(Stored items from a collection)
______

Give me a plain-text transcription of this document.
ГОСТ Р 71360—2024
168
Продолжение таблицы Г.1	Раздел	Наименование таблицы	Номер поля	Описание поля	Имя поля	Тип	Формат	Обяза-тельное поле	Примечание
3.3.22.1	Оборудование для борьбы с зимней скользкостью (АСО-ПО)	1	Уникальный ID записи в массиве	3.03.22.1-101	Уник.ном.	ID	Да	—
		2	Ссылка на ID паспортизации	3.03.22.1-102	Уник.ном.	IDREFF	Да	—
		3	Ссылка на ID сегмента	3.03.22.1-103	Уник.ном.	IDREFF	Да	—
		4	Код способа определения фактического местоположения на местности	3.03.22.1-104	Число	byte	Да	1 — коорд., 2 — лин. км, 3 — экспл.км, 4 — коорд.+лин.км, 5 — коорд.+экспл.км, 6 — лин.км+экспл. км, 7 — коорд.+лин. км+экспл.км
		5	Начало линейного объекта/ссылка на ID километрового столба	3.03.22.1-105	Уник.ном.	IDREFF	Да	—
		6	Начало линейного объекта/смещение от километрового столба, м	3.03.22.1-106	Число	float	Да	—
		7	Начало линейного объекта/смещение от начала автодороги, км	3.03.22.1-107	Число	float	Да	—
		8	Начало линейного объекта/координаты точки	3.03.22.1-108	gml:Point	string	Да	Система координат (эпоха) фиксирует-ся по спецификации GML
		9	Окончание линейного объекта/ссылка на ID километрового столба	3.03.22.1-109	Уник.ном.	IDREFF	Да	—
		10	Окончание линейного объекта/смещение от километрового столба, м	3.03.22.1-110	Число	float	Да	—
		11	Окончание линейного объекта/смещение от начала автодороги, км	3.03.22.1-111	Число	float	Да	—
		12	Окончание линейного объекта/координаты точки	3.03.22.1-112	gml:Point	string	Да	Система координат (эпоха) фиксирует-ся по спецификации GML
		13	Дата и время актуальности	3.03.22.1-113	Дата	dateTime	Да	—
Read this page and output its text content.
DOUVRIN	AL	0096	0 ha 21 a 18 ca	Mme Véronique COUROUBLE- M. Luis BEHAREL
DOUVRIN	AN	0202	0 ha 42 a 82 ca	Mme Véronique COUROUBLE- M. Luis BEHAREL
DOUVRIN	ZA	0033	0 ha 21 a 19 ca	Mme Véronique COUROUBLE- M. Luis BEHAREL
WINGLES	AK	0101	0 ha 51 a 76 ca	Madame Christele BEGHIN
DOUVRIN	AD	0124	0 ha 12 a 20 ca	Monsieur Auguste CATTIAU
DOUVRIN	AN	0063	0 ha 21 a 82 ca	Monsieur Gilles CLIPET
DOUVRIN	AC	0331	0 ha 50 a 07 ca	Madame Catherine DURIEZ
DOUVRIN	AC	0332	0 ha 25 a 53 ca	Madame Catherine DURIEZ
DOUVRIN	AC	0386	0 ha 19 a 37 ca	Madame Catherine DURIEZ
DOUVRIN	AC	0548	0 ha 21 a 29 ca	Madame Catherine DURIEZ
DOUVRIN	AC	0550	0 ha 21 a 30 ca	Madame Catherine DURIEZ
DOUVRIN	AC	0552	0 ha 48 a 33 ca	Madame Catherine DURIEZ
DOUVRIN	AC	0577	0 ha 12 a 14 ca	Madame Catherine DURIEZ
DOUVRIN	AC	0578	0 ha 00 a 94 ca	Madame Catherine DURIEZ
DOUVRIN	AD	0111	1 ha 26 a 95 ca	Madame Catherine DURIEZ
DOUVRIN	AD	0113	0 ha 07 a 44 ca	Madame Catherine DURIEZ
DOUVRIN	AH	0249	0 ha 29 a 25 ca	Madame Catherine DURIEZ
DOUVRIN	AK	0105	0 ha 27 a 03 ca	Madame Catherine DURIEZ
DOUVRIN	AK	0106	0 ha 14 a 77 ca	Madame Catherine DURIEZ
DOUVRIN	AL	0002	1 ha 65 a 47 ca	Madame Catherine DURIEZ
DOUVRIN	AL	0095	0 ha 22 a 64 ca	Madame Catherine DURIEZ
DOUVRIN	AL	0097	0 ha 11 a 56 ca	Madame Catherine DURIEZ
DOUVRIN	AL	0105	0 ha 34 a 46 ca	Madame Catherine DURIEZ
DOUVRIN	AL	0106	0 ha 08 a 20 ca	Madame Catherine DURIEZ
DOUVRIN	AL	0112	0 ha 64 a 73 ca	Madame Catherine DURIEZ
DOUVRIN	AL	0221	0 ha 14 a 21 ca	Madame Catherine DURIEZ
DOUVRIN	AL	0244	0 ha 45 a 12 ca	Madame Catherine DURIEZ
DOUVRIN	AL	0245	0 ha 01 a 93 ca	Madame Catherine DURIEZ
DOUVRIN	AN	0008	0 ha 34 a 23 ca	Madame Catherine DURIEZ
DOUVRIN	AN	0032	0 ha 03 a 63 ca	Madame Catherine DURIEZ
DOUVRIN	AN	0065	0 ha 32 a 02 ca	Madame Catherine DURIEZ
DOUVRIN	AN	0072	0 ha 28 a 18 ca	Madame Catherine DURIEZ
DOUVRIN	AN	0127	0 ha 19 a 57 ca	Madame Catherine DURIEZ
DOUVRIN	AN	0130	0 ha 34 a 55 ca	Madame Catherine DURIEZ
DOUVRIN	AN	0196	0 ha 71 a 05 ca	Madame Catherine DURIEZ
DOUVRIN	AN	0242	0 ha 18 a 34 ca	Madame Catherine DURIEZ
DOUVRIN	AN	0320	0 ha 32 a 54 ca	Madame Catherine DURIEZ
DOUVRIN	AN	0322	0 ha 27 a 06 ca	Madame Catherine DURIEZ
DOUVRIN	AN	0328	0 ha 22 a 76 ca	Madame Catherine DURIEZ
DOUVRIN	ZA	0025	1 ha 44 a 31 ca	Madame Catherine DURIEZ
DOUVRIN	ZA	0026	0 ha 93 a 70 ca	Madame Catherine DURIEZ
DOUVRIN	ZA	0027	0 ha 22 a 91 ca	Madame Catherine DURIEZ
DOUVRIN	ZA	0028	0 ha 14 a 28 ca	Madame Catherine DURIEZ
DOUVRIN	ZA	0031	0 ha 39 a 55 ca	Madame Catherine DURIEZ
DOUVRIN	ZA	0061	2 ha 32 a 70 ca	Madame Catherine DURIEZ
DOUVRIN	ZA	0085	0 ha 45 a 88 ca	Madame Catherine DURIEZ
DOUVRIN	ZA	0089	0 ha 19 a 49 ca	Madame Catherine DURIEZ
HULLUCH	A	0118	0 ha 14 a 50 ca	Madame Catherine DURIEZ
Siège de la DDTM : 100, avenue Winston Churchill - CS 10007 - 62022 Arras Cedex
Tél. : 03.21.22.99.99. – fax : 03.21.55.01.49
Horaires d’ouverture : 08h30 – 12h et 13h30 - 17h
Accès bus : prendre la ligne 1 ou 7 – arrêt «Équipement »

______

Your task is to reproduce the whole listing exactly.

● SOLUTION FOR THIS PROBLEM
Give me a plain-text transcription of this document.
ГОСТ Р 71360—2024
168
Продолжение таблицы Г.1	Раздел	Наименование таблицы	Номер поля	Описание поля	Имя поля	Тип	Формат	Обяза-тельное поле	Примечание
3.3.22.1	Оборудование для борьбы с зимней скользкостью (АСО-ПО)	1	Уникальный ID записи в массиве	3.03.22.1-101	Уник.ном.	ID	Да	—
		2	Ссылка на ID паспортизации	3.03.22.1-102	Уник.ном.	IDREFF	Да	—
		3	Ссылка на ID сегмента	3.03.22.1-103	Уник.ном.	IDREFF	Да	—
		4	Код способа определения фактического местоположения на местности	3.03.22.1-104	Число	byte	Да	1 — коорд., 2 — лин. км, 3 — экспл.км, 4 — коорд.+лин.км, 5 — коорд.+экспл.км, 6 — лин.км+экспл. км, 7 — коорд.+лин. км+экспл.км
		5	Начало линейного объекта/ссылка на ID километрового столба	3.03.22.1-105	Уник.ном.	IDREFF	Да	—
		6	Начало линейного объекта/смещение от километрового столба, м	3.03.22.1-106	Число	float	Да	—
		7	Начало линейного объекта/смещение от начала автодороги, км	3.03.22.1-107	Число	float	Да	—
		8	Начало линейного объекта/координаты точки	3.03.22.1-108	gml:Point	string	Да	Система координат (эпоха) фиксирует-ся по спецификации GML
		9	Окончание линейного объекта/ссылка на ID километрового столба	3.03.22.1-109	Уник.ном.	IDREFF	Да	—
		10	Окончание линейного объекта/смещение от километрового столба, м	3.03.22.1-110	Число	float	Да	—
		11	Окончание линейного объекта/смещение от начала автодороги, км	3.03.22.1-111	Число	float	Да	—
		12	Окончание линейного объекта/координаты точки	3.03.22.1-112	gml:Point	string	Да	Система координат (эпоха) фиксирует-ся по спецификации GML
		13	Дата и время актуальности	3.03.22.1-113	Дата	dateTime	Да	—
Read this page and output its text content.
DOUVRIN	AL	0096	0 ha 21 a 18 ca	Mme Véronique COUROUBLE- M. Luis BEHAREL
DOUVRIN	AN	0202	0 ha 42 a 82 ca	Mme Véronique COUROUBLE- M. Luis BEHAREL
DOUVRIN	ZA	0033	0 ha 21 a 19 ca	Mme Véronique COUROUBLE- M. Luis BEHAREL
WINGLES	AK	0101	0 ha 51 a 76 ca	Madame Christele BEGHIN
DOUVRIN	AD	0124	0 ha 12 a 20 ca	Monsieur Auguste CATTIAU
DOUVRIN	AN	0063	0 ha 21 a 82 ca	Monsieur Gilles CLIPET
DOUVRIN	AC	0331	0 ha 50 a 07 ca	Madame Catherine DURIEZ
DOUVRIN	AC	0332	0 ha 25 a 53 ca	Madame Catherine DURIEZ
DOUVRIN	AC	0386	0 ha 19 a 37 ca	Madame Catherine DURIEZ
DOUVRIN	AC	0548	0 ha 21 a 29 ca	Madame Catherine DURIEZ
DOUVRIN	AC	0550	0 ha 21 a 30 ca	Madame Catherine DURIEZ
DOUVRIN	AC	0552	0 ha 48 a 33 ca	Madame Catherine DURIEZ
DOUVRIN	AC	0577	0 ha 12 a 14 ca	Madame Catherine DURIEZ
DOUVRIN	AC	0578	0 ha 00 a 94 ca	Madame Catherine DURIEZ
DOUVRIN	AD	0111	1 ha 26 a 95 ca	Madame Catherine DURIEZ
DOUVRIN	AD	0113	0 ha 07 a 44 ca	Madame Catherine DURIEZ
DOUVRIN	AH	0249	0 ha 29 a 25 ca	Madame Catherine DURIEZ
DOUVRIN	AK	0105	0 ha 27 a 03 ca	Madame Catherine DURIEZ
DOUVRIN	AK	0106	0 ha 14 a 77 ca	Madame Catherine DURIEZ
DOUVRIN	AL	0002	1 ha 65 a 47 ca	Madame Catherine DURIEZ
DOUVRIN	AL	0095	0 ha 22 a 64 ca	Madame Catherine DURIEZ
DOUVRIN	AL	0097	0 ha 11 a 56 ca	Madame Catherine DURIEZ
DOUVRIN	AL	0105	0 ha 34 a 46 ca	Madame Catherine DURIEZ
DOUVRIN	AL	0106	0 ha 08 a 20 ca	Madame Catherine DURIEZ
DOUVRIN	AL	0112	0 ha 64 a 73 ca	Madame Catherine DURIEZ
DOUVRIN	AL	0221	0 ha 14 a 21 ca	Madame Catherine DURIEZ
DOUVRIN	AL	0244	0 ha 45 a 12 ca	Madame Catherine DURIEZ
DOUVRIN	AL	0245	0 ha 01 a 93 ca	Madame Catherine DURIEZ
DOUVRIN	AN	0008	0 ha 34 a 23 ca	Madame Catherine DURIEZ
DOUVRIN	AN	0032	0 ha 03 a 63 ca	Madame Catherine DURIEZ
DOUVRIN	AN	0065	0 ha 32 a 02 ca	Madame Catherine DURIEZ
DOUVRIN	AN	0072	0 ha 28 a 18 ca	Madame Catherine DURIEZ
DOUVRIN	AN	0127	0 ha 19 a 57 ca	Madame Catherine DURIEZ
DOUVRIN	AN	0130	0 ha 34 a 55 ca	Madame Catherine DURIEZ
DOUVRIN	AN	0196	0 ha 71 a 05 ca	Madame Catherine DURIEZ
DOUVRIN	AN	0242	0 ha 18 a 34 ca	Madame Catherine DURIEZ
DOUVRIN	AN	0320	0 ha 32 a 54 ca	Madame Catherine DURIEZ
DOUVRIN	AN	0322	0 ha 27 a 06 ca	Madame Catherine DURIEZ
DOUVRIN	AN	0328	0 ha 22 a 76 ca	Madame Catherine DURIEZ
DOUVRIN	ZA	0025	1 ha 44 a 31 ca	Madame Catherine DURIEZ
DOUVRIN	ZA	0026	0 ha 93 a 70 ca	Madame Catherine DURIEZ
DOUVRIN	ZA	0027	0 ha 22 a 91 ca	Madame Catherine DURIEZ
DOUVRIN	ZA	0028	0 ha 14 a 28 ca	Madame Catherine DURIEZ
DOUVRIN	ZA	0031	0 ha 39 a 55 ca	Madame Catherine DURIEZ
DOUVRIN	ZA	0061	2 ha 32 a 70 ca	Madame Catherine DURIEZ
DOUVRIN	ZA	0085	0 ha 45 a 88 ca	Madame Catherine DURIEZ
DOUVRIN	ZA	0089	0 ha 19 a 49 ca	Madame Catherine DURIEZ
HULLUCH	A	0118	0 ha 14 a 50 ca	Madame Catherine DURIEZ
Siège de la DDTM : 100, avenue Winston Churchill - CS 10007 - 62022 Arras Cedex
Tél. : 03.21.22.99.99. – fax : 03.21.55.01.49
Horaires d’ouverture : 08h30 – 12h et 13h30 - 17h
Accès bus : prendre la ligne 1 ou 7 – arrêt «Équipement »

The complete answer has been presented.